### Provided data
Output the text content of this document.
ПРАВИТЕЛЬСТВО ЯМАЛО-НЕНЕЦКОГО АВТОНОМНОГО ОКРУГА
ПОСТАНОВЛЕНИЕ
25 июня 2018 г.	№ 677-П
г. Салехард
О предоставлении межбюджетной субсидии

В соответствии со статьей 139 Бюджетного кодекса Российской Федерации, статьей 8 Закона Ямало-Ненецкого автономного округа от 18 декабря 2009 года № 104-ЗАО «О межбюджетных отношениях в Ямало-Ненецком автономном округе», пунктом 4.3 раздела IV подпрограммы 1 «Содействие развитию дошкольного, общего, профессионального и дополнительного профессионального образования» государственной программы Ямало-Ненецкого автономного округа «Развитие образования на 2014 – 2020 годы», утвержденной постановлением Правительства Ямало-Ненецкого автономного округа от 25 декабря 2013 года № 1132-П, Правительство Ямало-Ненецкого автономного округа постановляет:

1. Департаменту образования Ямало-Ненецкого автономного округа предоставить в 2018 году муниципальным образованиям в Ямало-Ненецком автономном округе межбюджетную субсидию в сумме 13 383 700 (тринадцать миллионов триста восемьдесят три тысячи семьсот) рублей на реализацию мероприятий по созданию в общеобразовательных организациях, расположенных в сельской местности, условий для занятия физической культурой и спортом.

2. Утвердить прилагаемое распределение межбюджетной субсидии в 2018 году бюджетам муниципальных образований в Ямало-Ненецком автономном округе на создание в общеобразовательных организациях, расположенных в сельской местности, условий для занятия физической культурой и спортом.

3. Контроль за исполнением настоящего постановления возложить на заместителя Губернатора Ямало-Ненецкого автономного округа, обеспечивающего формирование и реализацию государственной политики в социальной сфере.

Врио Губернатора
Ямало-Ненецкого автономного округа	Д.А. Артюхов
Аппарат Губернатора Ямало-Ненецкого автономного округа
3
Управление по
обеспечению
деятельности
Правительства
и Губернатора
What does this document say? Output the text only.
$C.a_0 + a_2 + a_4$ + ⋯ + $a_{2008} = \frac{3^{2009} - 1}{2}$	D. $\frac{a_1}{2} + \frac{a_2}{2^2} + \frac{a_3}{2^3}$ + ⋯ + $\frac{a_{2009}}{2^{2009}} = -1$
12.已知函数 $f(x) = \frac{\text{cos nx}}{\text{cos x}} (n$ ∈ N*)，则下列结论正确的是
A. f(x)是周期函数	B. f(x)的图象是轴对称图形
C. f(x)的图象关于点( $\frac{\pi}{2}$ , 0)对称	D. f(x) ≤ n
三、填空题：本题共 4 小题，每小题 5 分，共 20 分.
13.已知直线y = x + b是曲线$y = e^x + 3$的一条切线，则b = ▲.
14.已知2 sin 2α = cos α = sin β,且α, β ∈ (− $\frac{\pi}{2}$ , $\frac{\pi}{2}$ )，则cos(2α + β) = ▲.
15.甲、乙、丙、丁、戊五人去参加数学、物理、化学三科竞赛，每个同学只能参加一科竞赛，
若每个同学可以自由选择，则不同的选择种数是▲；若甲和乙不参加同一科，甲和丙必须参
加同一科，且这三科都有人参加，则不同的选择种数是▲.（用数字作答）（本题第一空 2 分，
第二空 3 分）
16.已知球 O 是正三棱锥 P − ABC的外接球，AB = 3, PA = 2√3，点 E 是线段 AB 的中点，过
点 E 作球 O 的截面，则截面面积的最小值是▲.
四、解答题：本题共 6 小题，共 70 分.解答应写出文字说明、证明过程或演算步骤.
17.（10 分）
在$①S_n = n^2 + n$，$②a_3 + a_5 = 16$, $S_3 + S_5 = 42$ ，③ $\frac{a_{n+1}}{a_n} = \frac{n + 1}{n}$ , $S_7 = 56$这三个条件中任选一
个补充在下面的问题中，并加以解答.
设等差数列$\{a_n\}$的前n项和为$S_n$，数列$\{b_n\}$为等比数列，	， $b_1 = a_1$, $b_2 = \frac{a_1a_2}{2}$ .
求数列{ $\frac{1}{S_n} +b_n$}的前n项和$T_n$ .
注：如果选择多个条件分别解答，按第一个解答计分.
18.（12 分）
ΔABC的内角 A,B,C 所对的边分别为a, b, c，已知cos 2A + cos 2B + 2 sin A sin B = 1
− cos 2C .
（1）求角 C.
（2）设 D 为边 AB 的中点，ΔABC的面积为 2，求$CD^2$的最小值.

### Problem to work on
Repeat all of the entries exactly.

### Correct response
Output the text content of this document.
ПРАВИТЕЛЬСТВО ЯМАЛО-НЕНЕЦКОГО АВТОНОМНОГО ОКРУГА
ПОСТАНОВЛЕНИЕ
25 июня 2018 г.	№ 677-П
г. Салехард
О предоставлении межбюджетной субсидии

В соответствии со статьей 139 Бюджетного кодекса Российской Федерации, статьей 8 Закона Ямало-Ненецкого автономного округа от 18 декабря 2009 года № 104-ЗАО «О межбюджетных отношениях в Ямало-Ненецком автономном округе», пунктом 4.3 раздела IV подпрограммы 1 «Содействие развитию дошкольного, общего, профессионального и дополнительного профессионального образования» государственной программы Ямало-Ненецкого автономного округа «Развитие образования на 2014 – 2020 годы», утвержденной постановлением Правительства Ямало-Ненецкого автономного округа от 25 декабря 2013 года № 1132-П, Правительство Ямало-Ненецкого автономного округа постановляет:

1. Департаменту образования Ямало-Ненецкого автономного округа предоставить в 2018 году муниципальным образованиям в Ямало-Ненецком автономном округе межбюджетную субсидию в сумме 13 383 700 (тринадцать миллионов триста восемьдесят три тысячи семьсот) рублей на реализацию мероприятий по созданию в общеобразовательных организациях, расположенных в сельской местности, условий для занятия физической культурой и спортом.

2. Утвердить прилагаемое распределение межбюджетной субсидии в 2018 году бюджетам муниципальных образований в Ямало-Ненецком автономном округе на создание в общеобразовательных организациях, расположенных в сельской местности, условий для занятия физической культурой и спортом.

3. Контроль за исполнением настоящего постановления возложить на заместителя Губернатора Ямало-Ненецкого автономного округа, обеспечивающего формирование и реализацию государственной политики в социальной сфере.

Врио Губернатора
Ямало-Ненецкого автономного округа	Д.А. Артюхов
Аппарат Губернатора Ямало-Ненецкого автономного округа
3
Управление по
обеспечению
деятельности
Правительства
и Губернатора
What does this document say? Output the text only.
$C.a_0 + a_2 + a_4$ + ⋯ + $a_{2008} = \frac{3^{2009} - 1}{2}$	D. $\frac{a_1}{2} + \frac{a_2}{2^2} + \frac{a_3}{2^3}$ + ⋯ + $\frac{a_{2009}}{2^{2009}} = -1$
12.已知函数 $f(x) = \frac{\text{cos nx}}{\text{cos x}} (n$ ∈ N*)，则下列结论正确的是
A. f(x)是周期函数	B. f(x)的图象是轴对称图形
C. f(x)的图象关于点( $\frac{\pi}{2}$ , 0)对称	D. f(x) ≤ n
三、填空题：本题共 4 小题，每小题 5 分，共 20 分.
13.已知直线y = x + b是曲线$y = e^x + 3$的一条切线，则b = ▲.
14.已知2 sin 2α = cos α = sin β,且α, β ∈ (− $\frac{\pi}{2}$ , $\frac{\pi}{2}$ )，则cos(2α + β) = ▲.
15.甲、乙、丙、丁、戊五人去参加数学、物理、化学三科竞赛，每个同学只能参加一科竞赛，
若每个同学可以自由选择，则不同的选择种数是▲；若甲和乙不参加同一科，甲和丙必须参
加同一科，且这三科都有人参加，则不同的选择种数是▲.（用数字作答）（本题第一空 2 分，
第二空 3 分）
16.已知球 O 是正三棱锥 P − ABC的外接球，AB = 3, PA = 2√3，点 E 是线段 AB 的中点，过
点 E 作球 O 的截面，则截面面积的最小值是▲.
四、解答题：本题共 6 小题，共 70 分.解答应写出文字说明、证明过程或演算步骤.
17.（10 分）
在$①S_n = n^2 + n$，$②a_3 + a_5 = 16$, $S_3 + S_5 = 42$ ，③ $\frac{a_{n+1}}{a_n} = \frac{n + 1}{n}$ , $S_7 = 56$这三个条件中任选一
个补充在下面的问题中，并加以解答.
设等差数列$\{a_n\}$的前n项和为$S_n$，数列$\{b_n\}$为等比数列，	， $b_1 = a_1$, $b_2 = \frac{a_1a_2}{2}$ .
求数列{ $\frac{1}{S_n} +b_n$}的前n项和$T_n$ .
注：如果选择多个条件分别解答，按第一个解答计分.
18.（12 分）
ΔABC的内角 A,B,C 所对的边分别为a, b, c，已知cos 2A + cos 2B + 2 sin A sin B = 1
− cos 2C .
（1）求角 C.
（2）设 D 为边 AB 的中点，ΔABC的面积为 2，求$CD^2$的最小值.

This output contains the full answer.